→ What needs to be done
Reproduce the data in its entirety, exactly as supplied.

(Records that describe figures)
* Start *
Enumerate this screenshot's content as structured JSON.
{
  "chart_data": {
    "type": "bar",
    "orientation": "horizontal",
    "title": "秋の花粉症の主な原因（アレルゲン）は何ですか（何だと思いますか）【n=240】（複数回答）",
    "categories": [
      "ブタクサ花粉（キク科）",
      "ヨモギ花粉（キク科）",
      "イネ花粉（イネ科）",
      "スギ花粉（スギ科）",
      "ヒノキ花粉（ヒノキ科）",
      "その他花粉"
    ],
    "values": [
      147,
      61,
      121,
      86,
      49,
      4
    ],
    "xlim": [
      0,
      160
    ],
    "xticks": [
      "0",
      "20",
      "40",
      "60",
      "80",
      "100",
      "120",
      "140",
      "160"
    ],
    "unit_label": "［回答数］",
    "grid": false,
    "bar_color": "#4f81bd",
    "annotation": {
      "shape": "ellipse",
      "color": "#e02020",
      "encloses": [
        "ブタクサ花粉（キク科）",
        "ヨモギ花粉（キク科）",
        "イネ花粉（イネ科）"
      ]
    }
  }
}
* End *
→ Result
Enumerate this screenshot's content as structured JSON.
{
  "chart_data": {
    "type": "bar",
    "orientation": "horizontal",
    "title": "秋の花粉症の主な原因（アレルゲン）は何ですか（何だと思いますか）【n=240】（複数回答）",
    "categories": [
      "ブタクサ花粉（キク科）",
      "ヨモギ花粉（キク科）",
      "イネ花粉（イネ科）",
      "スギ花粉（スギ科）",
      "ヒノキ花粉（ヒノキ科）",
      "その他花粉"
    ],
    "values": [
      147,
      61,
      121,
      86,
      49,
      4
    ],
    "xlim": [
      0,
      160
    ],
    "xticks": [
      "0",
      "20",
      "40",
      "60",
      "80",
      "100",
      "120",
      "140",
      "160"
    ],
    "unit_label": "［回答数］",
    "grid": false,
    "bar_color": "#4f81bd",
    "annotation": {
      "shape": "ellipse",
      "color": "#e02020",
      "encloses": [
        "ブタクサ花粉（キク科）",
        "ヨモギ花粉（キク科）",
        "イネ花粉（イネ科）"
      ]
    }
  }
}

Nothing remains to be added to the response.